Requirement | Pictures do not belong in the copy, so please give every entry below again exactly.

Exercise data |
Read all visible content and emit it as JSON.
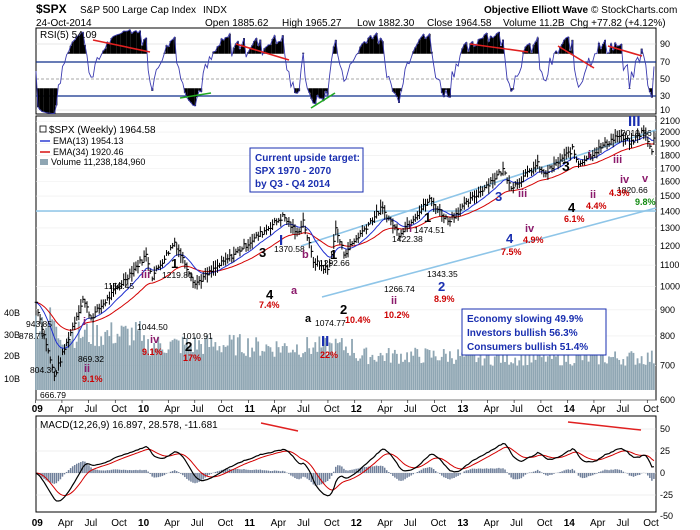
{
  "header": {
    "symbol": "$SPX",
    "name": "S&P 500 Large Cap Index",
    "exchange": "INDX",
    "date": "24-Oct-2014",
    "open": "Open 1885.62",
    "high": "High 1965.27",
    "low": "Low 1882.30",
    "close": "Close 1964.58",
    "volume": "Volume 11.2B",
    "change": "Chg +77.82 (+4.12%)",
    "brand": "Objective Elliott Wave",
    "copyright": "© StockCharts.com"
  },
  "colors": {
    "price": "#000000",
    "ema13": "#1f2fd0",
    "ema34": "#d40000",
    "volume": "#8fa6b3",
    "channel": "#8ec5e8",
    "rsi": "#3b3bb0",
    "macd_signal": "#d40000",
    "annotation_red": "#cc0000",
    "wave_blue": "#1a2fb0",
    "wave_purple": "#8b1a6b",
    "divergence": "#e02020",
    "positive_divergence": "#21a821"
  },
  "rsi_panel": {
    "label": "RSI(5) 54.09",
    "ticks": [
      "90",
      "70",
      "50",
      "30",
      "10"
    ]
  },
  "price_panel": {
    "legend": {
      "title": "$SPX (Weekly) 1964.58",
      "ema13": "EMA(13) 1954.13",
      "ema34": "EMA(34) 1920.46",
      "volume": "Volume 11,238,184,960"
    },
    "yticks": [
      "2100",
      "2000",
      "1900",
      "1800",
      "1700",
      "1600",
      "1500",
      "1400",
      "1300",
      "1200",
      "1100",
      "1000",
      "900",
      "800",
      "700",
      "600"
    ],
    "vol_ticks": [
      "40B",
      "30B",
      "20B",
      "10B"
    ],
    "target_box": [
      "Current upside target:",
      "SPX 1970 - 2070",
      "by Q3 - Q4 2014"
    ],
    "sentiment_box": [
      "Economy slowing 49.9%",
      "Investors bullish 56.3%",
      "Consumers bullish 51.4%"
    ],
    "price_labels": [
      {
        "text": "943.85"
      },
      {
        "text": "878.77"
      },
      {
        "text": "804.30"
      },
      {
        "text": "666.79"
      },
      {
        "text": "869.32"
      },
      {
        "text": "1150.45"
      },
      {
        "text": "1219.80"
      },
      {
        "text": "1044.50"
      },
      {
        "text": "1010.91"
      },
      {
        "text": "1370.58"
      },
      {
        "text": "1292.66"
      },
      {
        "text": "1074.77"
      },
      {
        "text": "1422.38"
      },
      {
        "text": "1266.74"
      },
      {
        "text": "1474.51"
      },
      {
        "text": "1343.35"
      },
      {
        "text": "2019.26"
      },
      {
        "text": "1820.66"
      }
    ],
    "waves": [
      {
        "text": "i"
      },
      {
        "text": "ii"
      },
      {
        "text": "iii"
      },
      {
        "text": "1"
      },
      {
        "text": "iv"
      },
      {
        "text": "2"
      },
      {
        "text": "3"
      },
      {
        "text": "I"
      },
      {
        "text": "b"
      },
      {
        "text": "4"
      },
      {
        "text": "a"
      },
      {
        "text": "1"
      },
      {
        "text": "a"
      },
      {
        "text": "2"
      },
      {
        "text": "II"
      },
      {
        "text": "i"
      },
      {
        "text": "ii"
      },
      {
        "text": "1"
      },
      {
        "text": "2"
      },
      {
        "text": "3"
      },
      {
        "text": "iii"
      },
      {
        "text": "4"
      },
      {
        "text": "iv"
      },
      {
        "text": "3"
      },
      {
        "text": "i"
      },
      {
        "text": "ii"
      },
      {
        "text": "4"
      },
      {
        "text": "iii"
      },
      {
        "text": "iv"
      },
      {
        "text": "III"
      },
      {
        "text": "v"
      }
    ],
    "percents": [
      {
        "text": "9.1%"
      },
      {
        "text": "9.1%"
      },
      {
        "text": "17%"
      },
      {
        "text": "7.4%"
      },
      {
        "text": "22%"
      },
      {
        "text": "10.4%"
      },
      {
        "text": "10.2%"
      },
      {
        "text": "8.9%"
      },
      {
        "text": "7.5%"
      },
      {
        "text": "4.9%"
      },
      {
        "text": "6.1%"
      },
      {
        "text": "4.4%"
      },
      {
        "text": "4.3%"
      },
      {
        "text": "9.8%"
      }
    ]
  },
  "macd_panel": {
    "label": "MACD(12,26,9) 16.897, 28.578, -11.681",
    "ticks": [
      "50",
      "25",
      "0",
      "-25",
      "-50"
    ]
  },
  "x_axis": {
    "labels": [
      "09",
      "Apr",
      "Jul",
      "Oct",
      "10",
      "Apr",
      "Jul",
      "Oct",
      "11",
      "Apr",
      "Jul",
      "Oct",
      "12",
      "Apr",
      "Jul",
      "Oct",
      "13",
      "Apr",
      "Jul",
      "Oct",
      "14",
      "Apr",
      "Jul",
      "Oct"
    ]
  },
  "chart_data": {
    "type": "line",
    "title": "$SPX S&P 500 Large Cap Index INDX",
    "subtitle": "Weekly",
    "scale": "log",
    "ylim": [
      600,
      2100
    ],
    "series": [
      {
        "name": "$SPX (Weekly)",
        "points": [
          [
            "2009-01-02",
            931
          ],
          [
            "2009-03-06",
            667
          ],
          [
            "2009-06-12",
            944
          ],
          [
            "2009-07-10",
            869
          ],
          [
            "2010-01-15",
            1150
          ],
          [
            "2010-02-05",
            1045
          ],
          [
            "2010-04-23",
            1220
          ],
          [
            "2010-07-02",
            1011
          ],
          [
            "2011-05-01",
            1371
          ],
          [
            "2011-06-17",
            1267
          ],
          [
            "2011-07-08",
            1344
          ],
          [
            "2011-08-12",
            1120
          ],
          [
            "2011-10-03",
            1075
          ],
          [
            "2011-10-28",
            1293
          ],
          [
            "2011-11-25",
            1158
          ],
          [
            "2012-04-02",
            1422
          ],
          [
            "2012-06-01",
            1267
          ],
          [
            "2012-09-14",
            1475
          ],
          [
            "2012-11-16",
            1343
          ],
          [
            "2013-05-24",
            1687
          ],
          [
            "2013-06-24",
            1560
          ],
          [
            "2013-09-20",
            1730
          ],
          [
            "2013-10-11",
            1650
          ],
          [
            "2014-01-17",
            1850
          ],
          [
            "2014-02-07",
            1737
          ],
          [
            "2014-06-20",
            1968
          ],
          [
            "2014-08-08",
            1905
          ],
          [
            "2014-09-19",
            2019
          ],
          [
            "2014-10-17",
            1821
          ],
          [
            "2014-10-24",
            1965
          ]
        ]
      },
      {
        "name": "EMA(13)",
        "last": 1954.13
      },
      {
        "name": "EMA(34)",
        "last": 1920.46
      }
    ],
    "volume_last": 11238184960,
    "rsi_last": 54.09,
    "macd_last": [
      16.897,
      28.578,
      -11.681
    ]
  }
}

Finished exercise |
Read all visible content and emit it as JSON.
{
  "header": {
    "symbol": "$SPX",
    "name": "S&P 500 Large Cap Index",
    "exchange": "INDX",
    "date": "24-Oct-2014",
    "open": "Open 1885.62",
    "high": "High 1965.27",
    "low": "Low 1882.30",
    "close": "Close 1964.58",
    "volume": "Volume 11.2B",
    "change": "Chg +77.82 (+4.12%)",
    "brand": "Objective Elliott Wave",
    "copyright": "© StockCharts.com"
  },
  "colors": {
    "price": "#000000",
    "ema13": "#1f2fd0",
    "ema34": "#d40000",
    "volume": "#8fa6b3",
    "channel": "#8ec5e8",
    "rsi": "#3b3bb0",
    "macd_signal": "#d40000",
    "annotation_red": "#cc0000",
    "wave_blue": "#1a2fb0",
    "wave_purple": "#8b1a6b",
    "divergence": "#e02020",
    "positive_divergence": "#21a821"
  },
  "rsi_panel": {
    "label": "RSI(5) 54.09",
    "ticks": [
      "90",
      "70",
      "50",
      "30",
      "10"
    ]
  },
  "price_panel": {
    "legend": {
      "title": "$SPX (Weekly) 1964.58",
      "ema13": "EMA(13) 1954.13",
      "ema34": "EMA(34) 1920.46",
      "volume": "Volume 11,238,184,960"
    },
    "yticks": [
      "2100",
      "2000",
      "1900",
      "1800",
      "1700",
      "1600",
      "1500",
      "1400",
      "1300",
      "1200",
      "1100",
      "1000",
      "900",
      "800",
      "700",
      "600"
    ],
    "vol_ticks": [
      "40B",
      "30B",
      "20B",
      "10B"
    ],
    "target_box": [
      "Current upside target:",
      "SPX 1970 - 2070",
      "by Q3 - Q4 2014"
    ],
    "sentiment_box": [
      "Economy slowing 49.9%",
      "Investors bullish 56.3%",
      "Consumers bullish 51.4%"
    ],
    "price_labels": [
      {
        "text": "943.85"
      },
      {
        "text": "878.77"
      },
      {
        "text": "804.30"
      },
      {
        "text": "666.79"
      },
      {
        "text": "869.32"
      },
      {
        "text": "1150.45"
      },
      {
        "text": "1219.80"
      },
      {
        "text": "1044.50"
      },
      {
        "text": "1010.91"
      },
      {
        "text": "1370.58"
      },
      {
        "text": "1292.66"
      },
      {
        "text": "1074.77"
      },
      {
        "text": "1422.38"
      },
      {
        "text": "1266.74"
      },
      {
        "text": "1474.51"
      },
      {
        "text": "1343.35"
      },
      {
        "text": "2019.26"
      },
      {
        "text": "1820.66"
      }
    ],
    "waves": [
      {
        "text": "i"
      },
      {
        "text": "ii"
      },
      {
        "text": "iii"
      },
      {
        "text": "1"
      },
      {
        "text": "iv"
      },
      {
        "text": "2"
      },
      {
        "text": "3"
      },
      {
        "text": "I"
      },
      {
        "text": "b"
      },
      {
        "text": "4"
      },
      {
        "text": "a"
      },
      {
        "text": "1"
      },
      {
        "text": "a"
      },
      {
        "text": "2"
      },
      {
        "text": "II"
      },
      {
        "text": "i"
      },
      {
        "text": "ii"
      },
      {
        "text": "1"
      },
      {
        "text": "2"
      },
      {
        "text": "3"
      },
      {
        "text": "iii"
      },
      {
        "text": "4"
      },
      {
        "text": "iv"
      },
      {
        "text": "3"
      },
      {
        "text": "i"
      },
      {
        "text": "ii"
      },
      {
        "text": "4"
      },
      {
        "text": "iii"
      },
      {
        "text": "iv"
      },
      {
        "text": "III"
      },
      {
        "text": "v"
      }
    ],
    "percents": [
      {
        "text": "9.1%"
      },
      {
        "text": "9.1%"
      },
      {
        "text": "17%"
      },
      {
        "text": "7.4%"
      },
      {
        "text": "22%"
      },
      {
        "text": "10.4%"
      },
      {
        "text": "10.2%"
      },
      {
        "text": "8.9%"
      },
      {
        "text": "7.5%"
      },
      {
        "text": "4.9%"
      },
      {
        "text": "6.1%"
      },
      {
        "text": "4.4%"
      },
      {
        "text": "4.3%"
      },
      {
        "text": "9.8%"
      }
    ]
  },
  "macd_panel": {
    "label": "MACD(12,26,9) 16.897, 28.578, -11.681",
    "ticks": [
      "50",
      "25",
      "0",
      "-25",
      "-50"
    ]
  },
  "x_axis": {
    "labels": [
      "09",
      "Apr",
      "Jul",
      "Oct",
      "10",
      "Apr",
      "Jul",
      "Oct",
      "11",
      "Apr",
      "Jul",
      "Oct",
      "12",
      "Apr",
      "Jul",
      "Oct",
      "13",
      "Apr",
      "Jul",
      "Oct",
      "14",
      "Apr",
      "Jul",
      "Oct"
    ]
  },
  "chart_data": {
    "type": "line",
    "title": "$SPX S&P 500 Large Cap Index INDX",
    "subtitle": "Weekly",
    "scale": "log",
    "ylim": [
      600,
      2100
    ],
    "series": [
      {
        "name": "$SPX (Weekly)",
        "points": [
          [
            "2009-01-02",
            931
          ],
          [
            "2009-03-06",
            667
          ],
          [
            "2009-06-12",
            944
          ],
          [
            "2009-07-10",
            869
          ],
          [
            "2010-01-15",
            1150
          ],
          [
            "2010-02-05",
            1045
          ],
          [
            "2010-04-23",
            1220
          ],
          [
            "2010-07-02",
            1011
          ],
          [
            "2011-05-01",
            1371
          ],
          [
            "2011-06-17",
            1267
          ],
          [
            "2011-07-08",
            1344
          ],
          [
            "2011-08-12",
            1120
          ],
          [
            "2011-10-03",
            1075
          ],
          [
            "2011-10-28",
            1293
          ],
          [
            "2011-11-25",
            1158
          ],
          [
            "2012-04-02",
            1422
          ],
          [
            "2012-06-01",
            1267
          ],
          [
            "2012-09-14",
            1475
          ],
          [
            "2012-11-16",
            1343
          ],
          [
            "2013-05-24",
            1687
          ],
          [
            "2013-06-24",
            1560
          ],
          [
            "2013-09-20",
            1730
          ],
          [
            "2013-10-11",
            1650
          ],
          [
            "2014-01-17",
            1850
          ],
          [
            "2014-02-07",
            1737
          ],
          [
            "2014-06-20",
            1968
          ],
          [
            "2014-08-08",
            1905
          ],
          [
            "2014-09-19",
            2019
          ],
          [
            "2014-10-17",
            1821
          ],
          [
            "2014-10-24",
            1965
          ]
        ]
      },
      {
        "name": "EMA(13)",
        "last": 1954.13
      },
      {
        "name": "EMA(34)",
        "last": 1920.46
      }
    ],
    "volume_last": 11238184960,
    "rsi_last": 54.09,
    "macd_last": [
      16.897,
      28.578,
      -11.681
    ]
  }
}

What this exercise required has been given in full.